* Written request
List all lines of the data containing the word "نیاز".

* Data lines
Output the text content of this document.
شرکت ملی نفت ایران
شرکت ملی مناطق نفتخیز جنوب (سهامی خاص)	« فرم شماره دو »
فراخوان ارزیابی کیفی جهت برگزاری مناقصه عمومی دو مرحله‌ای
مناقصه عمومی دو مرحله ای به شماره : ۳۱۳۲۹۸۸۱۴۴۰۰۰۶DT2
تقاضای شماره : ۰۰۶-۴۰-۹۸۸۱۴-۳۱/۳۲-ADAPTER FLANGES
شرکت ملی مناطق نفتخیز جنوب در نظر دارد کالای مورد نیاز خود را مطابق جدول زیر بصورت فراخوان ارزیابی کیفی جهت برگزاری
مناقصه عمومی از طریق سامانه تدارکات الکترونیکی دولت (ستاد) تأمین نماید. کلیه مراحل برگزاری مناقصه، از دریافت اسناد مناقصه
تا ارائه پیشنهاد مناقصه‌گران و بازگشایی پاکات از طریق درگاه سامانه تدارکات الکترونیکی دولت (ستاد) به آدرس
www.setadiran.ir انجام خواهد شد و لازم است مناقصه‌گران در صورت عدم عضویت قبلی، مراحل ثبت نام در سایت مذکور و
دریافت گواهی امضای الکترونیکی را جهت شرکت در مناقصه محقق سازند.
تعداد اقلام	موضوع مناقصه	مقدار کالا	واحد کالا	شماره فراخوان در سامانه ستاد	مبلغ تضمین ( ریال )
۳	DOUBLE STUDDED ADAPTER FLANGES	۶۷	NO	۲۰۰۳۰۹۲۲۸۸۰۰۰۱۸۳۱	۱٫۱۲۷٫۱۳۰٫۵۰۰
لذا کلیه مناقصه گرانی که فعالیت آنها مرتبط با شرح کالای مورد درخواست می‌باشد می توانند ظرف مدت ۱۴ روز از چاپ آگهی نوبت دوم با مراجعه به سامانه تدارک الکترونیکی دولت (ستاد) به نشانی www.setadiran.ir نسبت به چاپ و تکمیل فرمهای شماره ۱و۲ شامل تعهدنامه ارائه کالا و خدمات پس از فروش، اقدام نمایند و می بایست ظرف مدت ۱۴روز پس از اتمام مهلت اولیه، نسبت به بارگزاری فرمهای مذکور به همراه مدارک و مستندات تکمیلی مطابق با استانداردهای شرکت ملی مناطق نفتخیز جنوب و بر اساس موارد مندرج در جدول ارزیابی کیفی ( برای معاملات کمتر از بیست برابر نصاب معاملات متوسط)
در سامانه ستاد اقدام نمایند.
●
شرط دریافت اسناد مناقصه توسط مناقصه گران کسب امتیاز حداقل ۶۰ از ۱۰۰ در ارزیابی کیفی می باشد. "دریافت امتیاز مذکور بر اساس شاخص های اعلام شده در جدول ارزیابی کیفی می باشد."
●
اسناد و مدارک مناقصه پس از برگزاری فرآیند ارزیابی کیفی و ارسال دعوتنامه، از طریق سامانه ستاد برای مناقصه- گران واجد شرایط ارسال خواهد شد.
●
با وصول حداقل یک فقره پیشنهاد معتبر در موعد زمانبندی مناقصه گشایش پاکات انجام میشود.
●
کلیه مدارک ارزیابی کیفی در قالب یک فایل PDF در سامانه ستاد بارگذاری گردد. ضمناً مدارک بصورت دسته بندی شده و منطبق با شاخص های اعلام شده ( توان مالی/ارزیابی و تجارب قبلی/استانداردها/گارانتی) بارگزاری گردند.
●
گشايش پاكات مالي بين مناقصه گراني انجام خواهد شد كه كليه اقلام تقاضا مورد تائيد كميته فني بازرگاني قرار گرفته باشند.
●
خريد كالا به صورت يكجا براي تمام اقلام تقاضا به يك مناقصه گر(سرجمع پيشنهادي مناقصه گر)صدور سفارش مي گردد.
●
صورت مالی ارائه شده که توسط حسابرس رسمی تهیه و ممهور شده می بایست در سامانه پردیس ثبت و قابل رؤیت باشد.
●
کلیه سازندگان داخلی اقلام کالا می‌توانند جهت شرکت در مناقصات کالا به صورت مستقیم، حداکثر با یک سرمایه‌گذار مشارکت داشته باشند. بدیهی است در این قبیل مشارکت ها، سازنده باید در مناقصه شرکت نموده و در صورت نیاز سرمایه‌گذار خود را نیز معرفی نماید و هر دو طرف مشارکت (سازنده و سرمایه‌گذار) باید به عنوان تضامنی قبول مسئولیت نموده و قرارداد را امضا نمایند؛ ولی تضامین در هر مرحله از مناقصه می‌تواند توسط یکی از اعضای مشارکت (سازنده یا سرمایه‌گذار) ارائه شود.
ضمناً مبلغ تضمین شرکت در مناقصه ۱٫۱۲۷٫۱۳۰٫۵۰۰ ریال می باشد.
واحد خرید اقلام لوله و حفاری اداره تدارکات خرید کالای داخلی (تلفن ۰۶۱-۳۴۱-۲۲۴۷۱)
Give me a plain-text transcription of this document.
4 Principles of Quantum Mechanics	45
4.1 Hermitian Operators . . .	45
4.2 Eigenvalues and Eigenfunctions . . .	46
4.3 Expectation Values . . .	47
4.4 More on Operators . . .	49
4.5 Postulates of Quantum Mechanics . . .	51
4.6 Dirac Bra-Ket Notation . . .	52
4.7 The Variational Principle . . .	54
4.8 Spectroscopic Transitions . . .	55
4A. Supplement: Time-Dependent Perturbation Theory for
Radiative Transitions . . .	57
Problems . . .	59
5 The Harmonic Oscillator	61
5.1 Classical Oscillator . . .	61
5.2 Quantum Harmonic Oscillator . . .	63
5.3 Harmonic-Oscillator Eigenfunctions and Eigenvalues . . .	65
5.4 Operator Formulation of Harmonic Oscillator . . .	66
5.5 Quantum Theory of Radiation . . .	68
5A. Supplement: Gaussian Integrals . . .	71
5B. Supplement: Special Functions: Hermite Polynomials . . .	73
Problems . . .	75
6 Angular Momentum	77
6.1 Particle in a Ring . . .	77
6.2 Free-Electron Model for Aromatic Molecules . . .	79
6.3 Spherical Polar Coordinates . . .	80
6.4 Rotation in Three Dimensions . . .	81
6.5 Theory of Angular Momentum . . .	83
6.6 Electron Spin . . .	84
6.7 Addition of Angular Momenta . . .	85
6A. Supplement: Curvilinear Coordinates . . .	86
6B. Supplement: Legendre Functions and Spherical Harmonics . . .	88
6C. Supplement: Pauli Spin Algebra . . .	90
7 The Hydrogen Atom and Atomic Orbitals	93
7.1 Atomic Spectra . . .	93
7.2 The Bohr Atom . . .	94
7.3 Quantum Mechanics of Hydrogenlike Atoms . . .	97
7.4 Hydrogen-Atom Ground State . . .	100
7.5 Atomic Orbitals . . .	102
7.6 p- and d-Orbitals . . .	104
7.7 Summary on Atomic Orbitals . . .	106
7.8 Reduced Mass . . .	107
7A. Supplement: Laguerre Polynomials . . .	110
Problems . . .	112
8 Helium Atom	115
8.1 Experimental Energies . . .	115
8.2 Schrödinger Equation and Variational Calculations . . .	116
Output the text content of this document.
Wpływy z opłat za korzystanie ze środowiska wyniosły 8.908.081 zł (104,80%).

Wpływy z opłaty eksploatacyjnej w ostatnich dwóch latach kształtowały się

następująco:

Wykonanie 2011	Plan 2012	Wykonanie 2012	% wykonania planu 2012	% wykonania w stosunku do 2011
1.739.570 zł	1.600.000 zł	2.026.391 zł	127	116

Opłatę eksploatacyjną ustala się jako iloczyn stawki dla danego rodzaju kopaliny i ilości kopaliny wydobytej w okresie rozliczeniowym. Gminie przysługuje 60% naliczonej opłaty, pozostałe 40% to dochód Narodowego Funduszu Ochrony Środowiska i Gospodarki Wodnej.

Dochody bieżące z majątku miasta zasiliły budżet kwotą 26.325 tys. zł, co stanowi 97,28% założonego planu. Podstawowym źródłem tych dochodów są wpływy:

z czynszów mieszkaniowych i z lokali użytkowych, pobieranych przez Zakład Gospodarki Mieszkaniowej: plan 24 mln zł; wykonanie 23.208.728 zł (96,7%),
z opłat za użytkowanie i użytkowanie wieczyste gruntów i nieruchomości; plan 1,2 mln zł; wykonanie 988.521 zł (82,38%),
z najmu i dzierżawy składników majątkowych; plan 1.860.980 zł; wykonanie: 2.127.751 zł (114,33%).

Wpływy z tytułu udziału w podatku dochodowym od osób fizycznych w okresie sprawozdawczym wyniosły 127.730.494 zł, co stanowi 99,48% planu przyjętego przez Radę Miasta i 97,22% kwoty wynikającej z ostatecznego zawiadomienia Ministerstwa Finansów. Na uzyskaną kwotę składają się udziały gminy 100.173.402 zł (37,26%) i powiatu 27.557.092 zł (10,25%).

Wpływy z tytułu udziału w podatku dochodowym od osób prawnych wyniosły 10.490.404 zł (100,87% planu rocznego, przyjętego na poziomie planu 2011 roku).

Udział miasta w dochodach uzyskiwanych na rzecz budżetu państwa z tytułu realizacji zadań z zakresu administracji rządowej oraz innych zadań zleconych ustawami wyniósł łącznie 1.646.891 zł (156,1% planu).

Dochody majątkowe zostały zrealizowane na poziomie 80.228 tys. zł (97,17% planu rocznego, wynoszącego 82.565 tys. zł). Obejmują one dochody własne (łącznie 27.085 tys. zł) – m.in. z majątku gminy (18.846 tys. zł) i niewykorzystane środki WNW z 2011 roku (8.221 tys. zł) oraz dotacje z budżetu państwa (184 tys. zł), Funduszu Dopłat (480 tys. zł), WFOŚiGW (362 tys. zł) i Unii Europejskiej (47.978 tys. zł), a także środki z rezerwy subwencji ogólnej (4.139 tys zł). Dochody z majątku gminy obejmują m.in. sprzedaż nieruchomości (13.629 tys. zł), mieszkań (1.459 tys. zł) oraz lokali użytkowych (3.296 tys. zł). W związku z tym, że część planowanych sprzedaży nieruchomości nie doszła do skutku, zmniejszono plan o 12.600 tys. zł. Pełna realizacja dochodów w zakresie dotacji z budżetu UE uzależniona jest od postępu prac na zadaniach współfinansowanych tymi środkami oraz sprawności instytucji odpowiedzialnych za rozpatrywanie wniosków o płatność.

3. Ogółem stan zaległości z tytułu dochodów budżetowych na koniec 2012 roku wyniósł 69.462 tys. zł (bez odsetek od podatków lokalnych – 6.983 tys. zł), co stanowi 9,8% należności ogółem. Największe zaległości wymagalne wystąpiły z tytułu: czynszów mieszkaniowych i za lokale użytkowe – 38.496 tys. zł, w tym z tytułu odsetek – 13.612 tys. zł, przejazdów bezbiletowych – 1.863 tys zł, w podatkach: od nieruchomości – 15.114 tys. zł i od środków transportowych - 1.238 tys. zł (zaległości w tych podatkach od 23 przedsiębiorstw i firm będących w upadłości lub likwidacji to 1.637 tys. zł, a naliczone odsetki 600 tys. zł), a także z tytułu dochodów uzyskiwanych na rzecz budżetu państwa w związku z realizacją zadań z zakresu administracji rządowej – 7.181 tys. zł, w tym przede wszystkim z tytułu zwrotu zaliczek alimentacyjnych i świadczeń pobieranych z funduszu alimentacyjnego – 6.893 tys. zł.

* Finished task
شرکت ملی مناطق نفتخیز جنوب در نظر دارد کالای مورد نیاز خود را مطابق جدول زیر بصورت فراخوان ارزیابی کیفی جهت برگزاری
کلیه سازندگان داخلی اقلام کالا می‌توانند جهت شرکت در مناقصات کالا به صورت مستقیم، حداکثر با یک سرمایه‌گذار مشارکت داشته باشند. بدیهی است در این قبیل مشارکت ها، سازنده باید در مناقصه شرکت نموده و در صورت نیاز سرمایه‌گذار خود را نیز معرفی نماید و هر دو طرف مشارکت (سازنده و سرمایه‌گذار) باید به عنوان تضامنی قبول مسئولیت نموده و قرارداد را امضا نمایند؛ ولی تضامین در هر مرحله از مناقصه می‌تواند توسط یکی از اعضای مشارکت (سازنده یا سرمایه‌گذار) ارائه شود.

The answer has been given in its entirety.